Brief: Among the lines of the records, please find those that contain the word "image" and copy them.

Exercise materials:
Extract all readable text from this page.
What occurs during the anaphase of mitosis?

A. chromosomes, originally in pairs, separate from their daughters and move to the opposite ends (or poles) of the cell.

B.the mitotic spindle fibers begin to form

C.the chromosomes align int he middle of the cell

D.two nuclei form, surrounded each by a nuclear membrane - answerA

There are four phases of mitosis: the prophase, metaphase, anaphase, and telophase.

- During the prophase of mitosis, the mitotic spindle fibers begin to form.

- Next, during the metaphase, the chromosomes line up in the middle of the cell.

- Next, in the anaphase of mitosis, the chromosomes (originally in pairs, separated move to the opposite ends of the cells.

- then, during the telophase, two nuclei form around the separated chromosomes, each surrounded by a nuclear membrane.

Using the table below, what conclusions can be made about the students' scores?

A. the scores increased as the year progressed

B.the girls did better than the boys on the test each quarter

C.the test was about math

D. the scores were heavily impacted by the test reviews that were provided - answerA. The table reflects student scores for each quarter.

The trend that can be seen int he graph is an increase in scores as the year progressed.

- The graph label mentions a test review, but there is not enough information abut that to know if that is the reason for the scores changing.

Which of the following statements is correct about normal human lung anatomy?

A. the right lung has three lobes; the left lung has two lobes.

...

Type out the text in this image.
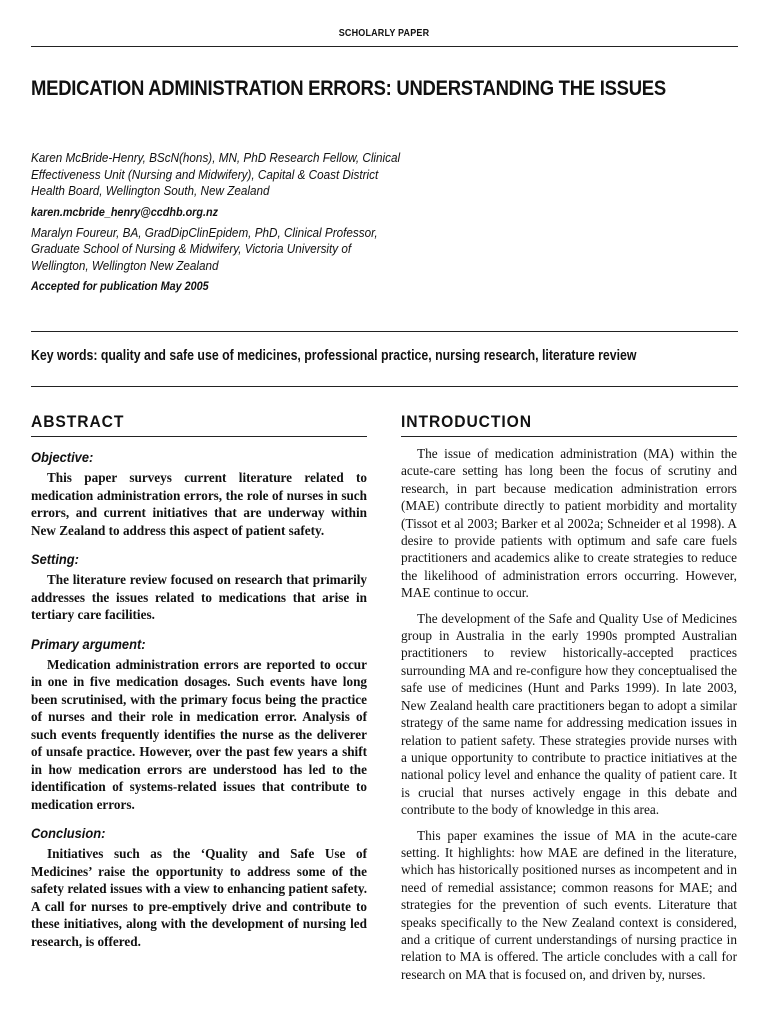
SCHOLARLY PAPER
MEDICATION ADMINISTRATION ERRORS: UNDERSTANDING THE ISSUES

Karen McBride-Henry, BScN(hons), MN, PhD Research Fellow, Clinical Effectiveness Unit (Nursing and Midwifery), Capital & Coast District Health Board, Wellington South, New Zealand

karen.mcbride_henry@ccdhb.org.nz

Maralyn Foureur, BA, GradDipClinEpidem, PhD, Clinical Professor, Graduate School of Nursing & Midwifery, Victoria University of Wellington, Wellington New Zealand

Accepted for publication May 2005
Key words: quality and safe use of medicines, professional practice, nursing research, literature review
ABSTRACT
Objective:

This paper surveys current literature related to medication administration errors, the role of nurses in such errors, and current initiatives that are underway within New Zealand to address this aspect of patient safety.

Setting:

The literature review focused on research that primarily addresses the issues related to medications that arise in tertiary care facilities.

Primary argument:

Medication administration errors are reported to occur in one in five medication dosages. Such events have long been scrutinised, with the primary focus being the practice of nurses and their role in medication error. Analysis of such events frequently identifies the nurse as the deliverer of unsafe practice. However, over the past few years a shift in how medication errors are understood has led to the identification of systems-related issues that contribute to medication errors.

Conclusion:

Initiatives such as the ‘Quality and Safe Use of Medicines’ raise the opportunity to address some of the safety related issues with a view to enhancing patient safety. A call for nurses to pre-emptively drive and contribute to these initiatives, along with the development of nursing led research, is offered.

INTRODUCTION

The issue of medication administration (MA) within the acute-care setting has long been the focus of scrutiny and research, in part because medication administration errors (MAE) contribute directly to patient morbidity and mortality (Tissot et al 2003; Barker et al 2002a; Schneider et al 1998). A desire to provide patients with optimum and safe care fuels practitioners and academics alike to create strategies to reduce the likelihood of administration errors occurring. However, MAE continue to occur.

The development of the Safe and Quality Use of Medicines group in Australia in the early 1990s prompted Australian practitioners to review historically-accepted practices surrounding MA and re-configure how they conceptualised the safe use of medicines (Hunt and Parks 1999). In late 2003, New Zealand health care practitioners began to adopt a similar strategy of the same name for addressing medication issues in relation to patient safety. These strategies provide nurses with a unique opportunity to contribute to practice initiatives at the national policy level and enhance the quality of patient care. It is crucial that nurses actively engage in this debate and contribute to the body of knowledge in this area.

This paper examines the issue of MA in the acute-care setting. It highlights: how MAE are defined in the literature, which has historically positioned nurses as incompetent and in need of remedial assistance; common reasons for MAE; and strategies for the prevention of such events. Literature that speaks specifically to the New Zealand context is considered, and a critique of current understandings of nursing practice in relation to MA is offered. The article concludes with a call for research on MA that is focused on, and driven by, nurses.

==

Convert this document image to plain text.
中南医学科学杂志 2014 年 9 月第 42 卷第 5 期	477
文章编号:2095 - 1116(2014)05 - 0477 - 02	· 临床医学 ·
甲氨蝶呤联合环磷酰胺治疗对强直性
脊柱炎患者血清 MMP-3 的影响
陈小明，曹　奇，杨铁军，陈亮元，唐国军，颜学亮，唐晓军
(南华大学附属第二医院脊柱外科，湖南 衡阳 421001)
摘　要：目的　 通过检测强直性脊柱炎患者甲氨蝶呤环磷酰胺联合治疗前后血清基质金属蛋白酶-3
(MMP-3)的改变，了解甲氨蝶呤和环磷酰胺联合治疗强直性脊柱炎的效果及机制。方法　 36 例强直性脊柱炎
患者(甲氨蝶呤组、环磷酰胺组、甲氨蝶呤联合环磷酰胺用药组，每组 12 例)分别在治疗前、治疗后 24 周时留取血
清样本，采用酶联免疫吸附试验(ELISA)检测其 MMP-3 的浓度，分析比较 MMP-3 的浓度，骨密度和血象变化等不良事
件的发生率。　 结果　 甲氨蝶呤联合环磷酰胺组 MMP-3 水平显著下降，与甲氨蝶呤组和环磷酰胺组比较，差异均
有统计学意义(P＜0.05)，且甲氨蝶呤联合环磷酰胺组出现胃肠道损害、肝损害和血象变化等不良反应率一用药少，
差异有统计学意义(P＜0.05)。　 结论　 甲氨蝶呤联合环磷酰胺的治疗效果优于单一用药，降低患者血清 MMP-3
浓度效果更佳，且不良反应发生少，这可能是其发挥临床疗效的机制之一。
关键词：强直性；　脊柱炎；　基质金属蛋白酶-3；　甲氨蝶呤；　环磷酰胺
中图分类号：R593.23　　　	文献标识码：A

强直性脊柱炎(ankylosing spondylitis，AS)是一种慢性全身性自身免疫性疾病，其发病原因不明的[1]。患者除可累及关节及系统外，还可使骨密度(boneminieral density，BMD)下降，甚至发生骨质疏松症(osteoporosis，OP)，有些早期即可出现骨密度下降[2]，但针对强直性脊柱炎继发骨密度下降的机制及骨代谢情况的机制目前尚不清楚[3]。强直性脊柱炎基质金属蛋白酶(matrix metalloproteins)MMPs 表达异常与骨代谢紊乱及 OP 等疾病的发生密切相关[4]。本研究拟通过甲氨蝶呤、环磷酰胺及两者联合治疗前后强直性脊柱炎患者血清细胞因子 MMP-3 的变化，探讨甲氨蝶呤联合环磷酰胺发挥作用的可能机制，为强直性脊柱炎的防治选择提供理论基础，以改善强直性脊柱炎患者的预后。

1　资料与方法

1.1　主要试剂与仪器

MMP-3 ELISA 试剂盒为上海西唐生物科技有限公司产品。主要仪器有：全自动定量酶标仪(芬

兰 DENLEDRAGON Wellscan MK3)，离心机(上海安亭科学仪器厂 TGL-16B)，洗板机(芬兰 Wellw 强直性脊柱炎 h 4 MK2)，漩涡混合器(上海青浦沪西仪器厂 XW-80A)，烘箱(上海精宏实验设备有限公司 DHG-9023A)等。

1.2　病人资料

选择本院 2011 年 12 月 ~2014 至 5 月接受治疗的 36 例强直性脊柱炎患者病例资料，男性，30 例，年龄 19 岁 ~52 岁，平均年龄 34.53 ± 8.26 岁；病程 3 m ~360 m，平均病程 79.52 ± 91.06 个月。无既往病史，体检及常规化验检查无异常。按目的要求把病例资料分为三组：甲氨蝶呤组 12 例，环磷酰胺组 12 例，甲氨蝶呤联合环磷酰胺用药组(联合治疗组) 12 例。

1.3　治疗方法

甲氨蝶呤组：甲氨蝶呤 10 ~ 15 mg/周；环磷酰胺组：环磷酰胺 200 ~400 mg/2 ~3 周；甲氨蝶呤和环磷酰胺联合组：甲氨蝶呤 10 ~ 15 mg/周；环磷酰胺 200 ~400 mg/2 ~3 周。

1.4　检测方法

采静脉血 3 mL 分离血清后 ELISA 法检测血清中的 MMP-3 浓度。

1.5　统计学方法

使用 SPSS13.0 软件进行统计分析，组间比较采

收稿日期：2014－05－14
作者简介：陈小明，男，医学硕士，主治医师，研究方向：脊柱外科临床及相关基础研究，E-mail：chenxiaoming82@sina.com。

Task response:
Type out the text in this image.
Convert this document image to plain text.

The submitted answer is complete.